(Entries taken from a collection)
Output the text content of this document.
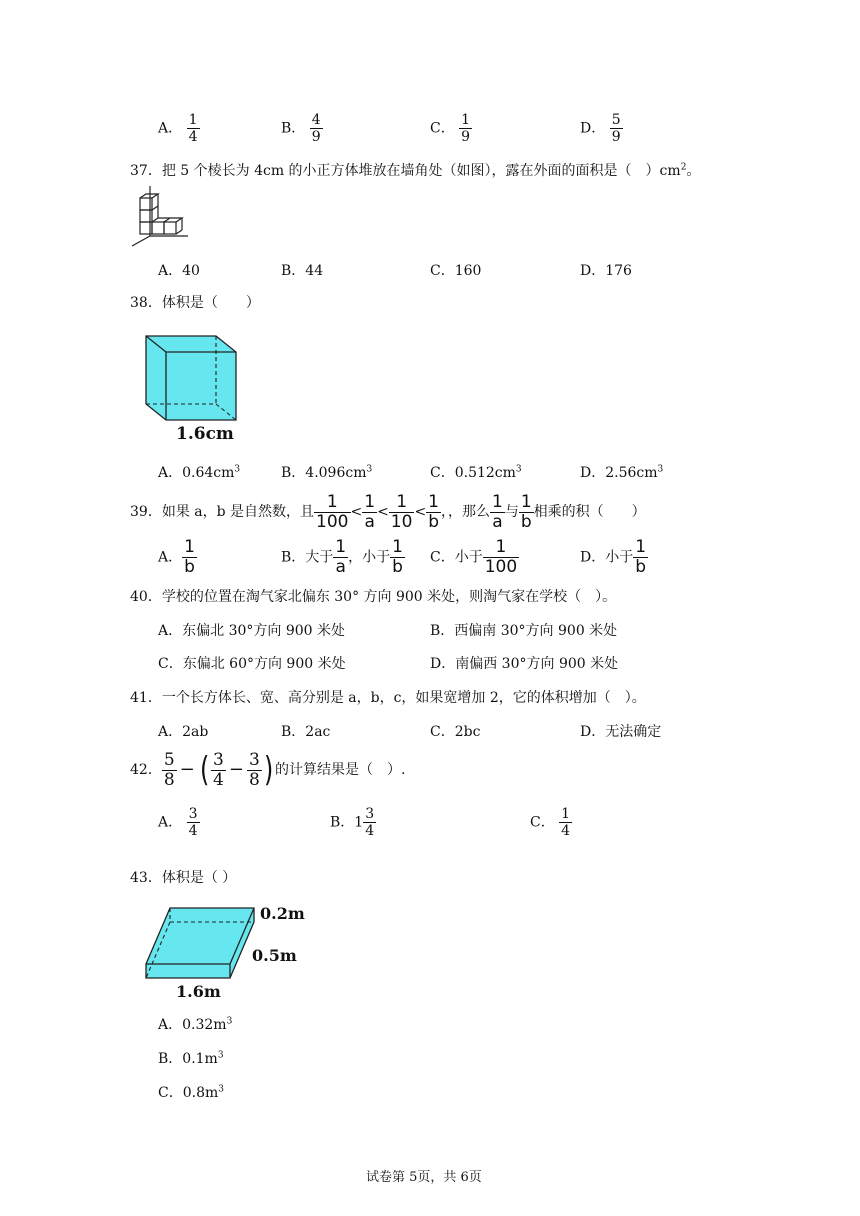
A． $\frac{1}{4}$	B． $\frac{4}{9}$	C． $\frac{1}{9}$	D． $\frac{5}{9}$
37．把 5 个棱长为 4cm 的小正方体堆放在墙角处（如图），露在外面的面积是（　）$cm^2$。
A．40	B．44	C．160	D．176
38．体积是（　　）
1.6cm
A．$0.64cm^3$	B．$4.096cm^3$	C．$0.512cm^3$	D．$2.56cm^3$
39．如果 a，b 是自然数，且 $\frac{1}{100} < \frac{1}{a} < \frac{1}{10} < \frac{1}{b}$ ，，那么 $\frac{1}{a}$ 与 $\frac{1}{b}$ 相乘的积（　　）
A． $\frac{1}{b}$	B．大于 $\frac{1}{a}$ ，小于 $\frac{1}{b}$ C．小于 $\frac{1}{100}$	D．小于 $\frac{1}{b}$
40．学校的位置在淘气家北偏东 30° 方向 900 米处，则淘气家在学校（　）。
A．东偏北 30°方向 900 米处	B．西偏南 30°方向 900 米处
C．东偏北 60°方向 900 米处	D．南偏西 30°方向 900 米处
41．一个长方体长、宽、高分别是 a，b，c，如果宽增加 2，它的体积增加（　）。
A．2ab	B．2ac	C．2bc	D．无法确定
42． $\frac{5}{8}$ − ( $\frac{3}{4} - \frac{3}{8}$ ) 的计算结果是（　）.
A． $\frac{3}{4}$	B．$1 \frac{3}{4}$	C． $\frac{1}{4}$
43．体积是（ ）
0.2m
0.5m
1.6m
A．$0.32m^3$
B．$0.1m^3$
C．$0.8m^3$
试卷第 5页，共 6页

◆ SHORT EXERCISE:
Copy the entries above faithfully and omit every image.

◆ EXERCISE RESULT:
Output the text content of this document.
A． $\frac{1}{4}$	B． $\frac{4}{9}$	C． $\frac{1}{9}$	D． $\frac{5}{9}$
37．把 5 个棱长为 4cm 的小正方体堆放在墙角处（如图），露在外面的面积是（　）$cm^2$。
A．40	B．44	C．160	D．176
38．体积是（　　）
1.6cm
A．$0.64cm^3$	B．$4.096cm^3$	C．$0.512cm^3$	D．$2.56cm^3$
39．如果 a，b 是自然数，且 $\frac{1}{100} < \frac{1}{a} < \frac{1}{10} < \frac{1}{b}$ ，，那么 $\frac{1}{a}$ 与 $\frac{1}{b}$ 相乘的积（　　）
A． $\frac{1}{b}$	B．大于 $\frac{1}{a}$ ，小于 $\frac{1}{b}$ C．小于 $\frac{1}{100}$	D．小于 $\frac{1}{b}$
40．学校的位置在淘气家北偏东 30° 方向 900 米处，则淘气家在学校（　）。
A．东偏北 30°方向 900 米处	B．西偏南 30°方向 900 米处
C．东偏北 60°方向 900 米处	D．南偏西 30°方向 900 米处
41．一个长方体长、宽、高分别是 a，b，c，如果宽增加 2，它的体积增加（　）。
A．2ab	B．2ac	C．2bc	D．无法确定
42． $\frac{5}{8}$ − ( $\frac{3}{4} - \frac{3}{8}$ ) 的计算结果是（　）.
A． $\frac{3}{4}$	B．$1 \frac{3}{4}$	C． $\frac{1}{4}$
43．体积是（ ）
0.2m
0.5m
1.6m
A．$0.32m^3$
B．$0.1m^3$
C．$0.8m^3$
试卷第 5页，共 6页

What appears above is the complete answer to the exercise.